• [The input]:
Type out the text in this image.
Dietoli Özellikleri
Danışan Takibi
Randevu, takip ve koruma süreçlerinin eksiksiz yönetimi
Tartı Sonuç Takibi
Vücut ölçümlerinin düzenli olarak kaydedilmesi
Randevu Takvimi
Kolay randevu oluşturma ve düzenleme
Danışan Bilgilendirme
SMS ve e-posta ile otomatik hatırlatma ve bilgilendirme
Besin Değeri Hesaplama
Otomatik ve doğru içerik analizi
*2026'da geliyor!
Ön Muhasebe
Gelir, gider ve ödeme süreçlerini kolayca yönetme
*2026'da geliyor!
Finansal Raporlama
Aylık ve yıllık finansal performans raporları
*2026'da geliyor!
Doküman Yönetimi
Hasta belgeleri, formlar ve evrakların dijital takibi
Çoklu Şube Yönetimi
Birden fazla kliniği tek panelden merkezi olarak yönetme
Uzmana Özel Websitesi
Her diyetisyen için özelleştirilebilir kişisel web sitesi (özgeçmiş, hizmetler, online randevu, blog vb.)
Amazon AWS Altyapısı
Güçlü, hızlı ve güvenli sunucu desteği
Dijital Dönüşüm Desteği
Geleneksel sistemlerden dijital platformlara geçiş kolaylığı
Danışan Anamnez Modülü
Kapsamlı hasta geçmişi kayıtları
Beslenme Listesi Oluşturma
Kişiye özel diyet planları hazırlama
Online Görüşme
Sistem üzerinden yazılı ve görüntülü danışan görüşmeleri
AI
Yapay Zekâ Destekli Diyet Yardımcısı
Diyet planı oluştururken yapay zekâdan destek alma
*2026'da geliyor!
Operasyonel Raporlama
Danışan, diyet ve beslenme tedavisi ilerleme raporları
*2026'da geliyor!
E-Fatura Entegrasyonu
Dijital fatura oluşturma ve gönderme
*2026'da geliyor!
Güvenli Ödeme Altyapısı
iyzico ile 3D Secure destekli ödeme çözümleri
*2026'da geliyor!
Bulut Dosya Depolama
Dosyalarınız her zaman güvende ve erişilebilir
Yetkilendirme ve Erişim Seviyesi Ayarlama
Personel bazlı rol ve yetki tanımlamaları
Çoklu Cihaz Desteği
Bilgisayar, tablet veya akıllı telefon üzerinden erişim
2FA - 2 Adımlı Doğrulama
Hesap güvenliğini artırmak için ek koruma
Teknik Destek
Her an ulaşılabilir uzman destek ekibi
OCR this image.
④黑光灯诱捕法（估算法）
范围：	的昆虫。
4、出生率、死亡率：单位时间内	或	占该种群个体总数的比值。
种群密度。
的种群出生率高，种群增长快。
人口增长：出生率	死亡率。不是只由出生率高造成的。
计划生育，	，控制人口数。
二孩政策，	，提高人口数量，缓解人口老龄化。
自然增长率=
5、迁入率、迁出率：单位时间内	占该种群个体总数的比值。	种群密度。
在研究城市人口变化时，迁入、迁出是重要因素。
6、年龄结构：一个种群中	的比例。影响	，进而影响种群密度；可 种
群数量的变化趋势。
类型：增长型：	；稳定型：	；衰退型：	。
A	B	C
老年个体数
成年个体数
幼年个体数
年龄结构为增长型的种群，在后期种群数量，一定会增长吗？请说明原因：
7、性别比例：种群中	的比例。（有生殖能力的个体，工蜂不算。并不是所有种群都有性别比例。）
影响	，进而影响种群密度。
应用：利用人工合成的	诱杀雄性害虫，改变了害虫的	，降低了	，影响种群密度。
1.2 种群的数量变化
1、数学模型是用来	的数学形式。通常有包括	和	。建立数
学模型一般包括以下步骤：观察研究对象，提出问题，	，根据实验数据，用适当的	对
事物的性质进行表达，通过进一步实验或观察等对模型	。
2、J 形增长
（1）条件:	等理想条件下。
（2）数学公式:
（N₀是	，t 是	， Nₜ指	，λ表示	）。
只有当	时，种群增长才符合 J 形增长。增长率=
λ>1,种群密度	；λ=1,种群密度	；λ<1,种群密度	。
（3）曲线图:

• [Task goal]: Give back the whole listing, word for word.

• [Exercise response]:
Type out the text in this image.
Dietoli Özellikleri
Danışan Takibi
Randevu, takip ve koruma süreçlerinin eksiksiz yönetimi
Tartı Sonuç Takibi
Vücut ölçümlerinin düzenli olarak kaydedilmesi
Randevu Takvimi
Kolay randevu oluşturma ve düzenleme
Danışan Bilgilendirme
SMS ve e-posta ile otomatik hatırlatma ve bilgilendirme
Besin Değeri Hesaplama
Otomatik ve doğru içerik analizi
*2026'da geliyor!
Ön Muhasebe
Gelir, gider ve ödeme süreçlerini kolayca yönetme
*2026'da geliyor!
Finansal Raporlama
Aylık ve yıllık finansal performans raporları
*2026'da geliyor!
Doküman Yönetimi
Hasta belgeleri, formlar ve evrakların dijital takibi
Çoklu Şube Yönetimi
Birden fazla kliniği tek panelden merkezi olarak yönetme
Uzmana Özel Websitesi
Her diyetisyen için özelleştirilebilir kişisel web sitesi (özgeçmiş, hizmetler, online randevu, blog vb.)
Amazon AWS Altyapısı
Güçlü, hızlı ve güvenli sunucu desteği
Dijital Dönüşüm Desteği
Geleneksel sistemlerden dijital platformlara geçiş kolaylığı
Danışan Anamnez Modülü
Kapsamlı hasta geçmişi kayıtları
Beslenme Listesi Oluşturma
Kişiye özel diyet planları hazırlama
Online Görüşme
Sistem üzerinden yazılı ve görüntülü danışan görüşmeleri
AI
Yapay Zekâ Destekli Diyet Yardımcısı
Diyet planı oluştururken yapay zekâdan destek alma
*2026'da geliyor!
Operasyonel Raporlama
Danışan, diyet ve beslenme tedavisi ilerleme raporları
*2026'da geliyor!
E-Fatura Entegrasyonu
Dijital fatura oluşturma ve gönderme
*2026'da geliyor!
Güvenli Ödeme Altyapısı
iyzico ile 3D Secure destekli ödeme çözümleri
*2026'da geliyor!
Bulut Dosya Depolama
Dosyalarınız her zaman güvende ve erişilebilir
Yetkilendirme ve Erişim Seviyesi Ayarlama
Personel bazlı rol ve yetki tanımlamaları
Çoklu Cihaz Desteği
Bilgisayar, tablet veya akıllı telefon üzerinden erişim
2FA - 2 Adımlı Doğrulama
Hesap güvenliğini artırmak için ek koruma
Teknik Destek
Her an ulaşılabilir uzman destek ekibi
OCR this image.
④黑光灯诱捕法（估算法）
范围：	的昆虫。
4、出生率、死亡率：单位时间内	或	占该种群个体总数的比值。
种群密度。
的种群出生率高，种群增长快。
人口增长：出生率	死亡率。不是只由出生率高造成的。
计划生育，	，控制人口数。
二孩政策，	，提高人口数量，缓解人口老龄化。
自然增长率=
5、迁入率、迁出率：单位时间内	占该种群个体总数的比值。	种群密度。
在研究城市人口变化时，迁入、迁出是重要因素。
6、年龄结构：一个种群中	的比例。影响	，进而影响种群密度；可 种
群数量的变化趋势。
类型：增长型：	；稳定型：	；衰退型：	。
A	B	C
老年个体数
成年个体数
幼年个体数
年龄结构为增长型的种群，在后期种群数量，一定会增长吗？请说明原因：
7、性别比例：种群中	的比例。（有生殖能力的个体，工蜂不算。并不是所有种群都有性别比例。）
影响	，进而影响种群密度。
应用：利用人工合成的	诱杀雄性害虫，改变了害虫的	，降低了	，影响种群密度。
1.2 种群的数量变化
1、数学模型是用来	的数学形式。通常有包括	和	。建立数
学模型一般包括以下步骤：观察研究对象，提出问题，	，根据实验数据，用适当的	对
事物的性质进行表达，通过进一步实验或观察等对模型	。
2、J 形增长
（1）条件:	等理想条件下。
（2）数学公式:
（N₀是	，t 是	， Nₜ指	，λ表示	）。
只有当	时，种群增长才符合 J 形增长。增长率=
λ>1,种群密度	；λ=1,种群密度	；λ<1,种群密度	。
（3）曲线图:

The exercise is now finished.